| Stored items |
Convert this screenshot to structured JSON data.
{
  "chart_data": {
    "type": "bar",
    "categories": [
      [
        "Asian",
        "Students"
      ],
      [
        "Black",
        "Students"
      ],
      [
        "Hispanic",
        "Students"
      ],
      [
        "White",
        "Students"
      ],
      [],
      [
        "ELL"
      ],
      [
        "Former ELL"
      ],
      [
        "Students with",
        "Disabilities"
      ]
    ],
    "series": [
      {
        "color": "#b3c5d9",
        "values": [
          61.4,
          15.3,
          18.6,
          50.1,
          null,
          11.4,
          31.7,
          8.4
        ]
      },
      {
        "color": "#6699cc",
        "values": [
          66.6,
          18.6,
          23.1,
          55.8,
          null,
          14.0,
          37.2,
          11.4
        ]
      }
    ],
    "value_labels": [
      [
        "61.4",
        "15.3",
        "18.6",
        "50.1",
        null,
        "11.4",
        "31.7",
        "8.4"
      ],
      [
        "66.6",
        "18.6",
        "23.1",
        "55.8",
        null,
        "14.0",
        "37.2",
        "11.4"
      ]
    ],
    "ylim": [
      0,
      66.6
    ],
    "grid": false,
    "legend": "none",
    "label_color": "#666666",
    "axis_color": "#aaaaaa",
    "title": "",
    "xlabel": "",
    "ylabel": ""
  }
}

| What to produce |
All of the data must be returned exactly.

| Result below |
Convert this screenshot to structured JSON data.
{
  "chart_data": {
    "type": "bar",
    "categories": [
      [
        "Asian",
        "Students"
      ],
      [
        "Black",
        "Students"
      ],
      [
        "Hispanic",
        "Students"
      ],
      [
        "White",
        "Students"
      ],
      [],
      [
        "ELL"
      ],
      [
        "Former ELL"
      ],
      [
        "Students with",
        "Disabilities"
      ]
    ],
    "series": [
      {
        "color": "#b3c5d9",
        "values": [
          61.4,
          15.3,
          18.6,
          50.1,
          null,
          11.4,
          31.7,
          8.4
        ]
      },
      {
        "color": "#6699cc",
        "values": [
          66.6,
          18.6,
          23.1,
          55.8,
          null,
          14.0,
          37.2,
          11.4
        ]
      }
    ],
    "value_labels": [
      [
        "61.4",
        "15.3",
        "18.6",
        "50.1",
        null,
        "11.4",
        "31.7",
        "8.4"
      ],
      [
        "66.6",
        "18.6",
        "23.1",
        "55.8",
        null,
        "14.0",
        "37.2",
        "11.4"
      ]
    ],
    "ylim": [
      0,
      66.6
    ],
    "grid": false,
    "legend": "none",
    "label_color": "#666666",
    "axis_color": "#aaaaaa",
    "title": "",
    "xlabel": "",
    "ylabel": ""
  }
}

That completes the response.